==== Dataset rows

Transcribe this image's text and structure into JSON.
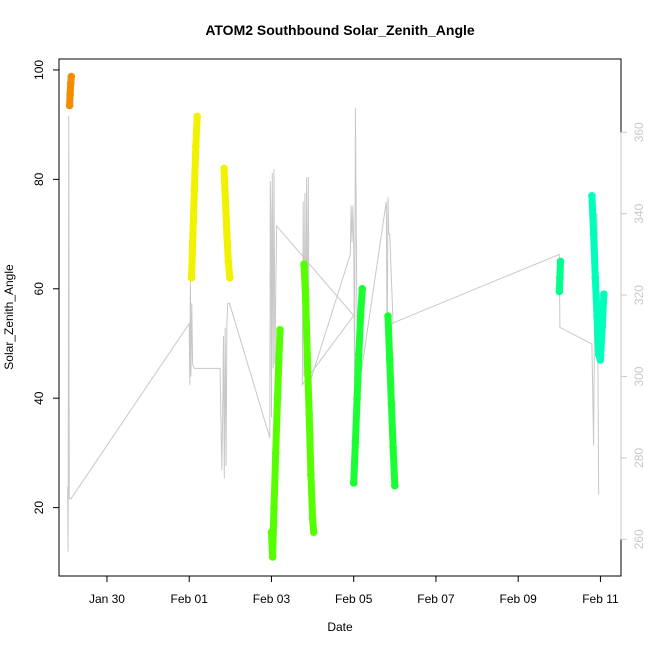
{
  "chart_data": {
    "type": "scatter",
    "title": "ATOM2 Southbound Solar_Zenith_Angle",
    "xlabel": "Date",
    "ylabel": "Solar_Zenith_Angle",
    "xlim": [
      "2016-01-28T20:00",
      "2016-02-11T12:00"
    ],
    "ylim": [
      7.5,
      102
    ],
    "ylim_right": [
      251,
      378
    ],
    "x_ticks": [
      {
        "date": "2016-01-30",
        "label": "Jan 30"
      },
      {
        "date": "2016-02-01",
        "label": "Feb 01"
      },
      {
        "date": "2016-02-03",
        "label": "Feb 03"
      },
      {
        "date": "2016-02-05",
        "label": "Feb 05"
      },
      {
        "date": "2016-02-07",
        "label": "Feb 07"
      },
      {
        "date": "2016-02-09",
        "label": "Feb 09"
      },
      {
        "date": "2016-02-11",
        "label": "Feb 11"
      }
    ],
    "y_ticks": [
      20,
      40,
      60,
      80,
      100
    ],
    "y_ticks_right": [
      260,
      280,
      300,
      320,
      340,
      360
    ],
    "grid": false,
    "legend": "none",
    "series": [
      {
        "color": "#f28c00",
        "points": [
          [
            "2016-01-29T02:10",
            93.5
          ],
          [
            "2016-01-29T02:30",
            95.5
          ],
          [
            "2016-01-29T02:50",
            97.5
          ],
          [
            "2016-01-29T03:10",
            98.8
          ]
        ]
      },
      {
        "color": "#f2f200",
        "points": [
          [
            "2016-02-01T01:20",
            62
          ],
          [
            "2016-02-01T02:10",
            70
          ],
          [
            "2016-02-01T03:00",
            78
          ],
          [
            "2016-02-01T03:50",
            86
          ],
          [
            "2016-02-01T04:40",
            91.5
          ]
        ]
      },
      {
        "color": "#f2f200",
        "points": [
          [
            "2016-02-01T20:20",
            82
          ],
          [
            "2016-02-01T21:10",
            76
          ],
          [
            "2016-02-01T22:00",
            70
          ],
          [
            "2016-02-01T22:50",
            65
          ],
          [
            "2016-02-01T23:40",
            62
          ]
        ]
      },
      {
        "color": "#55ff00",
        "points": [
          [
            "2016-02-03T00:00",
            15.5
          ],
          [
            "2016-02-03T00:40",
            11
          ],
          [
            "2016-02-03T01:30",
            20
          ],
          [
            "2016-02-03T02:30",
            30
          ],
          [
            "2016-02-03T03:30",
            40
          ],
          [
            "2016-02-03T04:20",
            47
          ],
          [
            "2016-02-03T05:00",
            52.5
          ]
        ]
      },
      {
        "color": "#55ff00",
        "points": [
          [
            "2016-02-03T19:00",
            64.5
          ],
          [
            "2016-02-03T20:00",
            58
          ],
          [
            "2016-02-03T21:00",
            47
          ],
          [
            "2016-02-03T22:00",
            37
          ],
          [
            "2016-02-03T23:00",
            26
          ],
          [
            "2016-02-04T00:00",
            18
          ],
          [
            "2016-02-04T00:40",
            15.5
          ]
        ]
      },
      {
        "color": "#1aff33",
        "points": [
          [
            "2016-02-05T00:00",
            24.5
          ],
          [
            "2016-02-05T01:00",
            32
          ],
          [
            "2016-02-05T02:00",
            40
          ],
          [
            "2016-02-05T03:00",
            48
          ],
          [
            "2016-02-05T04:00",
            55
          ],
          [
            "2016-02-05T05:00",
            60
          ]
        ]
      },
      {
        "color": "#1aff33",
        "points": [
          [
            "2016-02-05T20:00",
            55
          ],
          [
            "2016-02-05T21:00",
            47
          ],
          [
            "2016-02-05T22:00",
            39
          ],
          [
            "2016-02-05T23:00",
            31
          ],
          [
            "2016-02-06T00:00",
            24
          ]
        ]
      },
      {
        "color": "#00ff8c",
        "points": [
          [
            "2016-02-10T00:00",
            59.5
          ],
          [
            "2016-02-10T00:20",
            62
          ],
          [
            "2016-02-10T00:40",
            65
          ]
        ]
      },
      {
        "color": "#00ffbb",
        "points": [
          [
            "2016-02-10T19:00",
            77
          ],
          [
            "2016-02-10T20:00",
            70
          ],
          [
            "2016-02-10T21:00",
            62
          ],
          [
            "2016-02-10T22:00",
            55
          ],
          [
            "2016-02-10T23:00",
            48
          ],
          [
            "2016-02-11T00:00",
            47
          ],
          [
            "2016-02-11T01:00",
            53
          ],
          [
            "2016-02-11T02:00",
            59
          ]
        ]
      }
    ],
    "secondary_trace": {
      "color": "#c8c8c8",
      "points": [
        [
          "2016-01-29T01:00",
          273
        ],
        [
          "2016-01-29T01:20",
          257
        ],
        [
          "2016-01-29T01:40",
          364
        ],
        [
          "2016-01-29T02:00",
          270
        ],
        [
          "2016-01-29T03:00",
          270
        ],
        [
          "2016-02-01T00:00",
          313
        ],
        [
          "2016-02-01T00:20",
          298
        ],
        [
          "2016-02-01T00:40",
          325
        ],
        [
          "2016-02-01T01:00",
          300
        ],
        [
          "2016-02-01T01:30",
          318
        ],
        [
          "2016-02-01T02:00",
          303
        ],
        [
          "2016-02-01T03:00",
          302
        ],
        [
          "2016-02-01T18:00",
          302
        ],
        [
          "2016-02-01T19:00",
          277
        ],
        [
          "2016-02-01T19:30",
          290
        ],
        [
          "2016-02-01T20:00",
          310
        ],
        [
          "2016-02-01T20:30",
          275
        ],
        [
          "2016-02-01T21:00",
          312
        ],
        [
          "2016-02-01T21:30",
          278
        ],
        [
          "2016-02-01T22:00",
          313
        ],
        [
          "2016-02-01T22:30",
          318
        ],
        [
          "2016-02-01T23:30",
          318
        ],
        [
          "2016-02-02T23:00",
          285
        ],
        [
          "2016-02-02T23:20",
          348
        ],
        [
          "2016-02-02T23:40",
          340
        ],
        [
          "2016-02-03T00:00",
          290
        ],
        [
          "2016-02-03T00:30",
          350
        ],
        [
          "2016-02-03T01:00",
          302
        ],
        [
          "2016-02-03T01:30",
          351
        ],
        [
          "2016-02-03T02:00",
          303
        ],
        [
          "2016-02-03T03:00",
          337
        ],
        [
          "2016-02-05T00:00",
          315
        ],
        [
          "2016-02-03T18:00",
          298
        ],
        [
          "2016-02-03T18:30",
          343
        ],
        [
          "2016-02-03T19:00",
          300
        ],
        [
          "2016-02-03T19:30",
          345
        ],
        [
          "2016-02-03T20:00",
          302
        ],
        [
          "2016-02-03T20:30",
          349
        ],
        [
          "2016-02-03T21:00",
          303
        ],
        [
          "2016-02-03T21:30",
          349
        ],
        [
          "2016-02-03T22:00",
          298
        ],
        [
          "2016-02-04T22:00",
          330
        ],
        [
          "2016-02-04T22:30",
          342
        ],
        [
          "2016-02-04T23:00",
          333
        ],
        [
          "2016-02-04T23:30",
          342
        ],
        [
          "2016-02-05T00:00",
          333
        ],
        [
          "2016-02-05T00:30",
          298
        ],
        [
          "2016-02-05T01:00",
          366
        ],
        [
          "2016-02-05T02:00",
          310
        ],
        [
          "2016-02-05T03:00",
          300
        ],
        [
          "2016-02-05T04:00",
          300
        ],
        [
          "2016-02-05T19:00",
          343
        ],
        [
          "2016-02-05T19:30",
          305
        ],
        [
          "2016-02-05T20:00",
          344
        ],
        [
          "2016-02-05T20:30",
          335
        ],
        [
          "2016-02-05T21:00",
          335
        ],
        [
          "2016-02-05T23:00",
          313
        ],
        [
          "2016-02-05T22:00",
          313
        ],
        [
          "2016-02-10T00:00",
          330
        ],
        [
          "2016-02-10T00:20",
          312
        ],
        [
          "2016-02-10T00:40",
          312
        ],
        [
          "2016-02-10T19:00",
          308
        ],
        [
          "2016-02-10T20:00",
          283
        ],
        [
          "2016-02-10T21:00",
          340
        ],
        [
          "2016-02-10T22:00",
          340
        ],
        [
          "2016-02-10T23:00",
          271
        ]
      ]
    }
  }
}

========

Problem to work on: Pick out and copy the lines of the material that include the word "color".

Result of the task:
        "color": "#f28c00",
        "color": "#f2f200",
        "color": "#f2f200",
        "color": "#55ff00",
        "color": "#55ff00",
        "color": "#1aff33",
        "color": "#1aff33",
        "color": "#00ff8c",
        "color": "#00ffbb",
      "color": "#c8c8c8",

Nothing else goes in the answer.